-- START --

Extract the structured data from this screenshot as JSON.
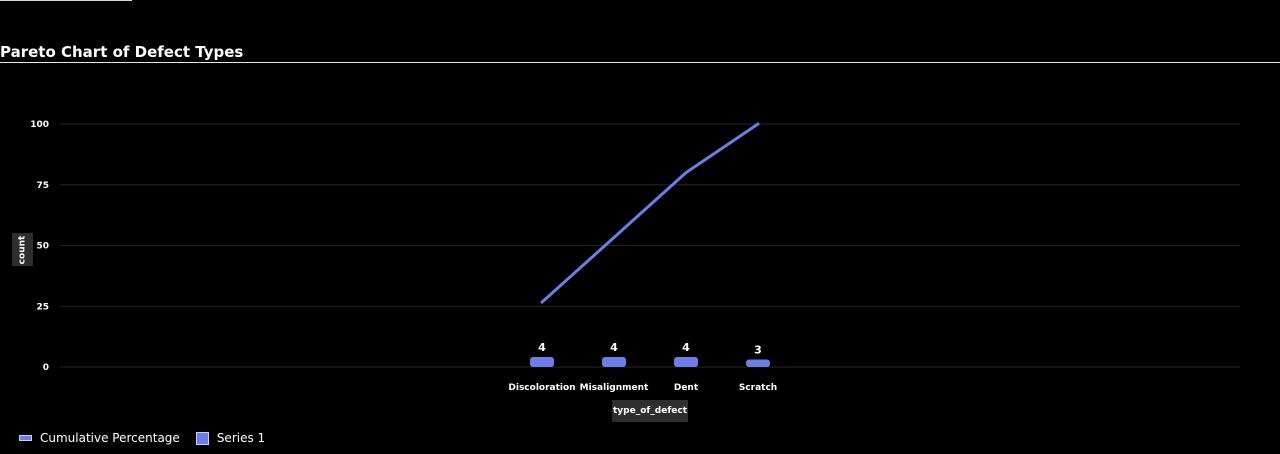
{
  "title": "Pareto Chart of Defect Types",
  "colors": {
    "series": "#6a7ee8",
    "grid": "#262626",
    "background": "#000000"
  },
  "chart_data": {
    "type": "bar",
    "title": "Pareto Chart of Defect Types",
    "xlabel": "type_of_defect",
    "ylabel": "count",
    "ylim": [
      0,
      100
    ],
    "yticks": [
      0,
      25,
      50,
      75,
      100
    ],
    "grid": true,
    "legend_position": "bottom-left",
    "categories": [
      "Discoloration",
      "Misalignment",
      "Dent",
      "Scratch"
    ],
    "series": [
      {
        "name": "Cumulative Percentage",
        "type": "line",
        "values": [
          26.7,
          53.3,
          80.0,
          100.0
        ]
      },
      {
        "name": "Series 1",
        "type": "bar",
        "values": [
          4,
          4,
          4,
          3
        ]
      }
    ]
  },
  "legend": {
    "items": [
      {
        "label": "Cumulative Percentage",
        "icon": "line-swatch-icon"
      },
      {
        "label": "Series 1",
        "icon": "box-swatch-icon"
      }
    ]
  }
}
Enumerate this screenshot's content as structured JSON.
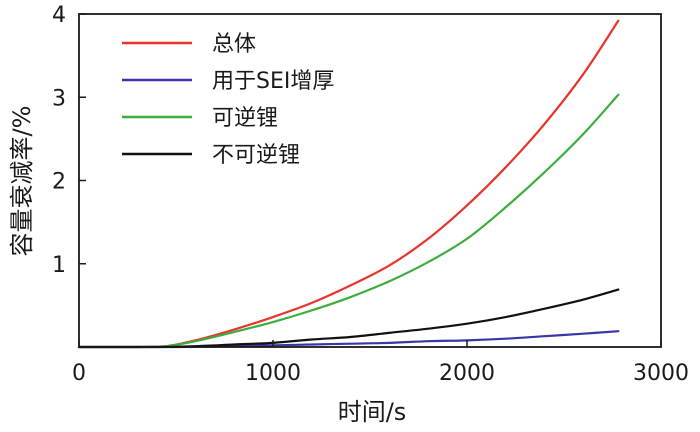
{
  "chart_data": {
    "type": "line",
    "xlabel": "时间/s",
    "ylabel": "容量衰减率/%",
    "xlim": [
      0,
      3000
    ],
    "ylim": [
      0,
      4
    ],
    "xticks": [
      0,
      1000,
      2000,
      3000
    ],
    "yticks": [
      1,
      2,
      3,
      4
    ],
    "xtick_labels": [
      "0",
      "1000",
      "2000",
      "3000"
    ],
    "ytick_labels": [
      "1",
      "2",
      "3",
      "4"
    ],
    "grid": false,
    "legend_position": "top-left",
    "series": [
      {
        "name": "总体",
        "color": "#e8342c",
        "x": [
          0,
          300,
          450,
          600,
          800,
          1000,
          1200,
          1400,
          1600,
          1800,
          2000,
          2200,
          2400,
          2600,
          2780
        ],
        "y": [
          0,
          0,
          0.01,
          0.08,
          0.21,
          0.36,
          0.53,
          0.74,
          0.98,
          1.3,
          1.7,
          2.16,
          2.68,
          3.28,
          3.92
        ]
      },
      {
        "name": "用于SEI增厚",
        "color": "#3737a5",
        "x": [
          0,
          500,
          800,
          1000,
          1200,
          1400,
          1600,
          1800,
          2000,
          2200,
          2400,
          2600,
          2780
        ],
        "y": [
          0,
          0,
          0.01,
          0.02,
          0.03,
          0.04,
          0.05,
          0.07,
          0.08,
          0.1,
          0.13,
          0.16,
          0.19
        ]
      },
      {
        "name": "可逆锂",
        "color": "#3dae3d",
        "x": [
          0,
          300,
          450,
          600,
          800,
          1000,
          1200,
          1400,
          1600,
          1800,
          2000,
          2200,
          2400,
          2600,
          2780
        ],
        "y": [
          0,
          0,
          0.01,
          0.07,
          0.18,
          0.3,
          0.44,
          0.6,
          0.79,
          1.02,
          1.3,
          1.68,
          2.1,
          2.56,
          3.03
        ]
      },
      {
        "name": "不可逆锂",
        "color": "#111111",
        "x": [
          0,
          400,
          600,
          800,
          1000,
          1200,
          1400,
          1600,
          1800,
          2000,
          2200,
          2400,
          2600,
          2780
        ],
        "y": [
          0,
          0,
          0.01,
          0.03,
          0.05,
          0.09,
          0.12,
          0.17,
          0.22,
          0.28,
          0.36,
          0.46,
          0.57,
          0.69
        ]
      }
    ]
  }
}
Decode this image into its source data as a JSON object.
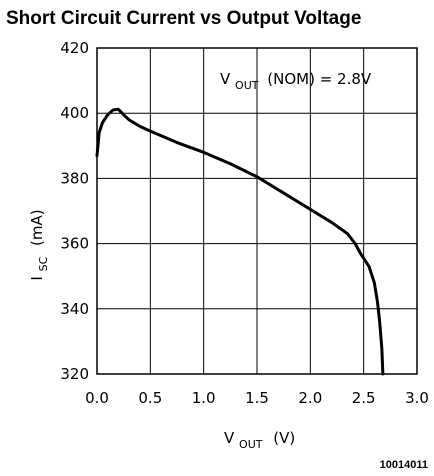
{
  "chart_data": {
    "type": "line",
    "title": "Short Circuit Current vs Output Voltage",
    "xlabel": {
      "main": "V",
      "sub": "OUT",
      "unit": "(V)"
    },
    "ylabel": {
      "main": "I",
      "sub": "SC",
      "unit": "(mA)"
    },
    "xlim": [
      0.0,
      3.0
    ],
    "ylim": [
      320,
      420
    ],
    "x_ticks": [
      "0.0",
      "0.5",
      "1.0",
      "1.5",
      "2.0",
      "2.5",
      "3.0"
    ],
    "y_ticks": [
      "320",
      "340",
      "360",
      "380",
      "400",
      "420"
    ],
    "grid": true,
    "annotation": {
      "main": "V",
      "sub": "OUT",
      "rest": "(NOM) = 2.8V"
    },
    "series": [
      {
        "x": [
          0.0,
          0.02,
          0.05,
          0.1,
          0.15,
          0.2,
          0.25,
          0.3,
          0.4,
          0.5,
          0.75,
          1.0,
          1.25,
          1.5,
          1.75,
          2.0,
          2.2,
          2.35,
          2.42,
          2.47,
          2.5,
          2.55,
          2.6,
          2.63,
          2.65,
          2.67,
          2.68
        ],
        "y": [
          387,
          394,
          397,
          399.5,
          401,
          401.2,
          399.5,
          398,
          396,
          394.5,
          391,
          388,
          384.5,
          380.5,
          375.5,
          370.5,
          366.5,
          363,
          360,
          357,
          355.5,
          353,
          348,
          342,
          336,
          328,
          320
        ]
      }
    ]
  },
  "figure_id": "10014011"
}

-- END --

# [Task]
Every line of text is to be repeated exactly; pictures are left out.

# [Final result]
Extract the structured data from this screenshot as JSON.
{
  "title": "Pareto Chart of Defect Types",
  "colors": {
    "series": "#6a7ee8",
    "grid": "#262626",
    "background": "#000000"
  },
  "chart_data": {
    "type": "bar",
    "title": "Pareto Chart of Defect Types",
    "xlabel": "type_of_defect",
    "ylabel": "count",
    "ylim": [
      0,
      100
    ],
    "yticks": [
      0,
      25,
      50,
      75,
      100
    ],
    "grid": true,
    "legend_position": "bottom-left",
    "categories": [
      "Discoloration",
      "Misalignment",
      "Dent",
      "Scratch"
    ],
    "series": [
      {
        "name": "Cumulative Percentage",
        "type": "line",
        "values": [
          26.7,
          53.3,
          80.0,
          100.0
        ]
      },
      {
        "name": "Series 1",
        "type": "bar",
        "values": [
          4,
          4,
          4,
          3
        ]
      }
    ]
  },
  "legend": {
    "items": [
      {
        "label": "Cumulative Percentage",
        "icon": "line-swatch-icon"
      },
      {
        "label": "Series 1",
        "icon": "box-swatch-icon"
      }
    ]
  }
}
Enumerate this screenshot's content as structured JSON.
{
  "chart_data": {
    "type": "line",
    "xlabel": "时间/s",
    "ylabel": "容量衰减率/%",
    "xlim": [
      0,
      3000
    ],
    "ylim": [
      0,
      4
    ],
    "xticks": [
      0,
      1000,
      2000,
      3000
    ],
    "yticks": [
      1,
      2,
      3,
      4
    ],
    "xtick_labels": [
      "0",
      "1000",
      "2000",
      "3000"
    ],
    "ytick_labels": [
      "1",
      "2",
      "3",
      "4"
    ],
    "grid": false,
    "legend_position": "top-left",
    "series": [
      {
        "name": "总体",
        "color": "#e8342c",
        "x": [
          0,
          300,
          450,
          600,
          800,
          1000,
          1200,
          1400,
          1600,
          1800,
          2000,
          2200,
          2400,
          2600,
          2780
        ],
        "y": [
          0,
          0,
          0.01,
          0.08,
          0.21,
          0.36,
          0.53,
          0.74,
          0.98,
          1.3,
          1.7,
          2.16,
          2.68,
          3.28,
          3.92
        ]
      },
      {
        "name": "用于SEI增厚",
        "color": "#3737a5",
        "x": [
          0,
          500,
          800,
          1000,
          1200,
          1400,
          1600,
          1800,
          2000,
          2200,
          2400,
          2600,
          2780
        ],
        "y": [
          0,
          0,
          0.01,
          0.02,
          0.03,
          0.04,
          0.05,
          0.07,
          0.08,
          0.1,
          0.13,
          0.16,
          0.19
        ]
      },
      {
        "name": "可逆锂",
        "color": "#3dae3d",
        "x": [
          0,
          300,
          450,
          600,
          800,
          1000,
          1200,
          1400,
          1600,
          1800,
          2000,
          2200,
          2400,
          2600,
          2780
        ],
        "y": [
          0,
          0,
          0.01,
          0.07,
          0.18,
          0.3,
          0.44,
          0.6,
          0.79,
          1.02,
          1.3,
          1.68,
          2.1,
          2.56,
          3.03
        ]
      },
      {
        "name": "不可逆锂",
        "color": "#111111",
        "x": [
          0,
          400,
          600,
          800,
          1000,
          1200,
          1400,
          1600,
          1800,
          2000,
          2200,
          2400,
          2600,
          2780
        ],
        "y": [
          0,
          0,
          0.01,
          0.03,
          0.05,
          0.09,
          0.12,
          0.17,
          0.22,
          0.28,
          0.36,
          0.46,
          0.57,
          0.69
        ]
      }
    ]
  }
}
Decode this image into its source data as a JSON object.
{
  "chart_data": {
    "type": "line",
    "title": "Short Circuit Current vs Output Voltage",
    "xlabel": {
      "main": "V",
      "sub": "OUT",
      "unit": "(V)"
    },
    "ylabel": {
      "main": "I",
      "sub": "SC",
      "unit": "(mA)"
    },
    "xlim": [
      0.0,
      3.0
    ],
    "ylim": [
      320,
      420
    ],
    "x_ticks": [
      "0.0",
      "0.5",
      "1.0",
      "1.5",
      "2.0",
      "2.5",
      "3.0"
    ],
    "y_ticks": [
      "320",
      "340",
      "360",
      "380",
      "400",
      "420"
    ],
    "grid": true,
    "annotation": {
      "main": "V",
      "sub": "OUT",
      "rest": "(NOM) = 2.8V"
    },
    "series": [
      {
        "x": [
          0.0,
          0.02,
          0.05,
          0.1,
          0.15,
          0.2,
          0.25,
          0.3,
          0.4,
          0.5,
          0.75,
          1.0,
          1.25,
          1.5,
          1.75,
          2.0,
          2.2,
          2.35,
          2.42,
          2.47,
          2.5,
          2.55,
          2.6,
          2.63,
          2.65,
          2.67,
          2.68
        ],
        "y": [
          387,
          394,
          397,
          399.5,
          401,
          401.2,
          399.5,
          398,
          396,
          394.5,
          391,
          388,
          384.5,
          380.5,
          375.5,
          370.5,
          366.5,
          363,
          360,
          357,
          355.5,
          353,
          348,
          342,
          336,
          328,
          320
        ]
      }
    ]
  },
  "figure_id": "10014011"
}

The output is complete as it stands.